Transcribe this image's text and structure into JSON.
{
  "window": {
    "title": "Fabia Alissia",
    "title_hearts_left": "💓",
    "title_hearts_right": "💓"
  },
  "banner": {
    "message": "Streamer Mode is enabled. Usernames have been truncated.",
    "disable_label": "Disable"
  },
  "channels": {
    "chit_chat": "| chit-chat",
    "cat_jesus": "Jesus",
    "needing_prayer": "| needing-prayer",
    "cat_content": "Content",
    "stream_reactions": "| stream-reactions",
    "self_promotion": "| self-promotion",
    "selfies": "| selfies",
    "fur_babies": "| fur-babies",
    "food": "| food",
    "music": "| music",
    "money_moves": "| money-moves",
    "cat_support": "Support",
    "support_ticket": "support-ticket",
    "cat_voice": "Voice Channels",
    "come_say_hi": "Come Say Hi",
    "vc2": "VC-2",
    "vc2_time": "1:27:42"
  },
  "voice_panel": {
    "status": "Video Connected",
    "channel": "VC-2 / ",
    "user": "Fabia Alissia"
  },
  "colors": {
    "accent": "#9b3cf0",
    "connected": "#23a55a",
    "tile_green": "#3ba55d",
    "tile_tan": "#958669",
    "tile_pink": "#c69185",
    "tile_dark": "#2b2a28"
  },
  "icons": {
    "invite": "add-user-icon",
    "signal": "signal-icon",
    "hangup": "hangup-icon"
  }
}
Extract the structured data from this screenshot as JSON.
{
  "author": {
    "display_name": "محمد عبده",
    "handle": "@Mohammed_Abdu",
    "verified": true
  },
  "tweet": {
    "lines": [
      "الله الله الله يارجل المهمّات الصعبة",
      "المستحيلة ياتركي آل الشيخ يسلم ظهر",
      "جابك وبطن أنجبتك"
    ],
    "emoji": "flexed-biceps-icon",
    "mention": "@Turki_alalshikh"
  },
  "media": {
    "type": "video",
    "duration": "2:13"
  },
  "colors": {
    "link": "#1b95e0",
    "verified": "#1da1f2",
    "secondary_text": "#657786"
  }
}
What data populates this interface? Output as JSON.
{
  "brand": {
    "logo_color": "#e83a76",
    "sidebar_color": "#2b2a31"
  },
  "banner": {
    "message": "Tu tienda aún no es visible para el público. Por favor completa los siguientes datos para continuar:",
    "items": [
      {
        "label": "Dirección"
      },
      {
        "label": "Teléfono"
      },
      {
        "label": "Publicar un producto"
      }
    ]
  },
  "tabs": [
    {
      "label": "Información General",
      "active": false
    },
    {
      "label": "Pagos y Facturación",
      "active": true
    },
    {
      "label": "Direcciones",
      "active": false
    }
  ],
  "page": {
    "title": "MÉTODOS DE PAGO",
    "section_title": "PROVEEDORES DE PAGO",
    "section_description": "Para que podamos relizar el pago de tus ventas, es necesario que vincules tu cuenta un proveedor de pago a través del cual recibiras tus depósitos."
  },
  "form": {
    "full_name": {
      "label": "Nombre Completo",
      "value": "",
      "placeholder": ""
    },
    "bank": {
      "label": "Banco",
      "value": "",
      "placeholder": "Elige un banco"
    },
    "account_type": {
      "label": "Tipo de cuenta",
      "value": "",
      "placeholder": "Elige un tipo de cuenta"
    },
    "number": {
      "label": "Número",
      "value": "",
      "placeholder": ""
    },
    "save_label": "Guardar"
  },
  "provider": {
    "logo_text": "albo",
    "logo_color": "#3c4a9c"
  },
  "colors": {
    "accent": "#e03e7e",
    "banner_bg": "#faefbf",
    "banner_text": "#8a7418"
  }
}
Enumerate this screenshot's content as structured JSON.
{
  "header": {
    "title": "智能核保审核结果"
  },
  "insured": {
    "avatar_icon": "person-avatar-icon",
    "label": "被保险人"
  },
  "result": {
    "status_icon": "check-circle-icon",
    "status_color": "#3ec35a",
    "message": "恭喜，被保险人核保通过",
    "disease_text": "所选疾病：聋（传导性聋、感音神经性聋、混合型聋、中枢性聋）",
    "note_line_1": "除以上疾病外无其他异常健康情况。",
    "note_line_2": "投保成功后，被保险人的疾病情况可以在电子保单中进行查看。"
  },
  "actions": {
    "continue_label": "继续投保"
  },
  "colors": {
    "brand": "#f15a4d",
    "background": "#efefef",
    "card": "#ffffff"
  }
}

########################################

Within the entries above, report how many lines include "Elige", and keep the answer to the number.

**FINISHED ANSWER:**
2